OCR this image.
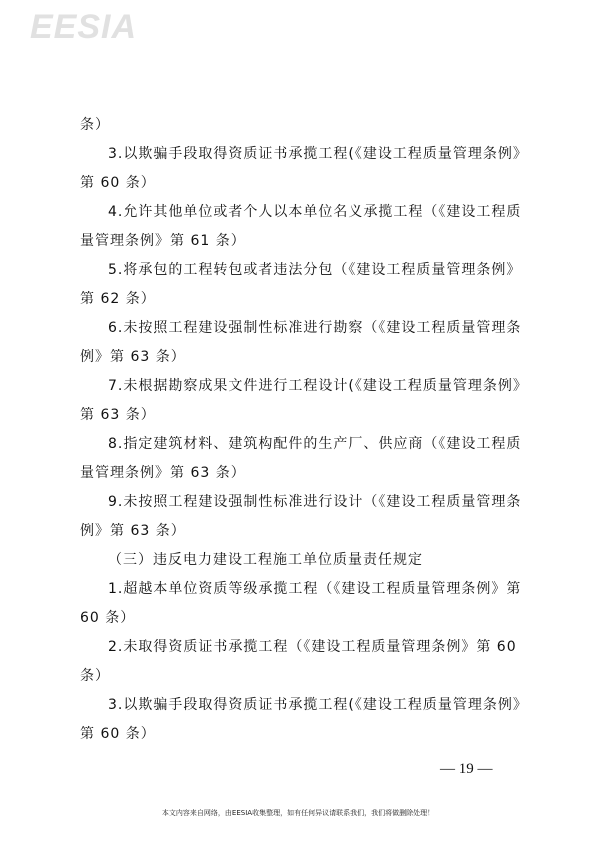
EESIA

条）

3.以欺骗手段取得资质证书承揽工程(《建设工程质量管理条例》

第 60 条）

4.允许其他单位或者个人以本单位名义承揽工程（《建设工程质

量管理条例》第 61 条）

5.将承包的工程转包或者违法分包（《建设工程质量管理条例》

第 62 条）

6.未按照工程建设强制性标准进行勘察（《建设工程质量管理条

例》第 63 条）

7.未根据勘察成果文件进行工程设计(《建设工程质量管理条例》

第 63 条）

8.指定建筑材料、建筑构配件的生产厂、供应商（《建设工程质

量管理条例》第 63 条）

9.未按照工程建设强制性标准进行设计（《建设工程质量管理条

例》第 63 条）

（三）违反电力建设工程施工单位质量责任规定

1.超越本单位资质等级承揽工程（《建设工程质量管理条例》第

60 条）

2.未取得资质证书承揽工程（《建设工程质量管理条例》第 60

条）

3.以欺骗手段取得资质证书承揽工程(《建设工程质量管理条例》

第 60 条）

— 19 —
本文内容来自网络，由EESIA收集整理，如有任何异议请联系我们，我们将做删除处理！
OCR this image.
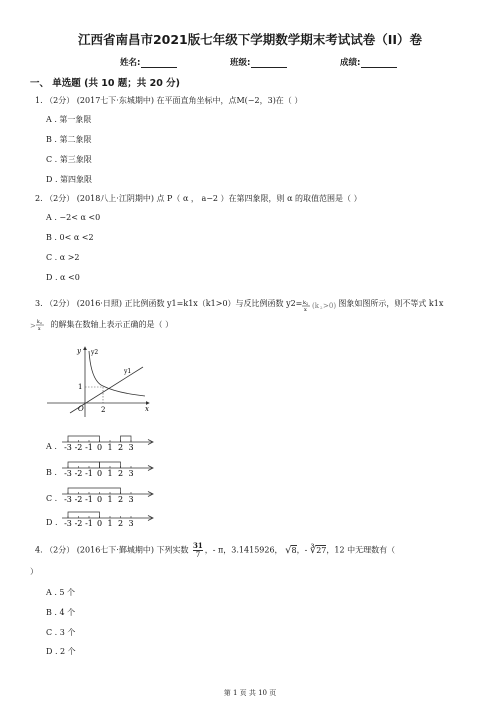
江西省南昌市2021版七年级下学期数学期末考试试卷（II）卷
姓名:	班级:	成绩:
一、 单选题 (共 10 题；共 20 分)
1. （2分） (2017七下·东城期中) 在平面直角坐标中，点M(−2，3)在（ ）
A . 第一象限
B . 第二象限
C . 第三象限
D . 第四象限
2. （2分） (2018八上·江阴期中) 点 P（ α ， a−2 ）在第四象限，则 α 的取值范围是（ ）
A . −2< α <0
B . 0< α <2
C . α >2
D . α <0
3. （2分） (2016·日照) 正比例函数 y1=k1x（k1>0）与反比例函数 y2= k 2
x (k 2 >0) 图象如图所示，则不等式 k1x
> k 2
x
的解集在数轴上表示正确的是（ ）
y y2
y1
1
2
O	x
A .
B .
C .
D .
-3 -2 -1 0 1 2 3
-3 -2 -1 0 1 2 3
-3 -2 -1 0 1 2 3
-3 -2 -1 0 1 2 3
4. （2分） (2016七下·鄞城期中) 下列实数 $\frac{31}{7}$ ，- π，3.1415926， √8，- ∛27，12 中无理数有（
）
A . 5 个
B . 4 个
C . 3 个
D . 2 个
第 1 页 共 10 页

----------------

GIVEN PROBLEM: Copy the whole listing above word for word but do not carry over the pictures.

EXERCISE OUTPUT:
OCR this image.
EESIA

条）

3.以欺骗手段取得资质证书承揽工程(《建设工程质量管理条例》

第 60 条）

4.允许其他单位或者个人以本单位名义承揽工程（《建设工程质

量管理条例》第 61 条）

5.将承包的工程转包或者违法分包（《建设工程质量管理条例》

第 62 条）

6.未按照工程建设强制性标准进行勘察（《建设工程质量管理条

例》第 63 条）

7.未根据勘察成果文件进行工程设计(《建设工程质量管理条例》

第 63 条）

8.指定建筑材料、建筑构配件的生产厂、供应商（《建设工程质

量管理条例》第 63 条）

9.未按照工程建设强制性标准进行设计（《建设工程质量管理条

例》第 63 条）

（三）违反电力建设工程施工单位质量责任规定

1.超越本单位资质等级承揽工程（《建设工程质量管理条例》第

60 条）

2.未取得资质证书承揽工程（《建设工程质量管理条例》第 60

条）

3.以欺骗手段取得资质证书承揽工程(《建设工程质量管理条例》

第 60 条）

— 19 —
本文内容来自网络，由EESIA收集整理，如有任何异议请联系我们，我们将做删除处理！
OCR this image.
江西省南昌市2021版七年级下学期数学期末考试试卷（II）卷
姓名:	班级:	成绩:
一、 单选题 (共 10 题；共 20 分)
1. （2分） (2017七下·东城期中) 在平面直角坐标中，点M(−2，3)在（ ）
A . 第一象限
B . 第二象限
C . 第三象限
D . 第四象限
2. （2分） (2018八上·江阴期中) 点 P（ α ， a−2 ）在第四象限，则 α 的取值范围是（ ）
A . −2< α <0
B . 0< α <2
C . α >2
D . α <0
3. （2分） (2016·日照) 正比例函数 y1=k1x（k1>0）与反比例函数 y2= k 2
x (k 2 >0) 图象如图所示，则不等式 k1x
> k 2
x
的解集在数轴上表示正确的是（ ）
y y2
y1
1
2
O	x
A .
B .
C .
D .
-3 -2 -1 0 1 2 3
-3 -2 -1 0 1 2 3
-3 -2 -1 0 1 2 3
-3 -2 -1 0 1 2 3
4. （2分） (2016七下·鄞城期中) 下列实数 $\frac{31}{7}$ ，- π，3.1415926， √8，- ∛27，12 中无理数有（
）
A . 5 个
B . 4 个
C . 3 个
D . 2 个
第 1 页 共 10 页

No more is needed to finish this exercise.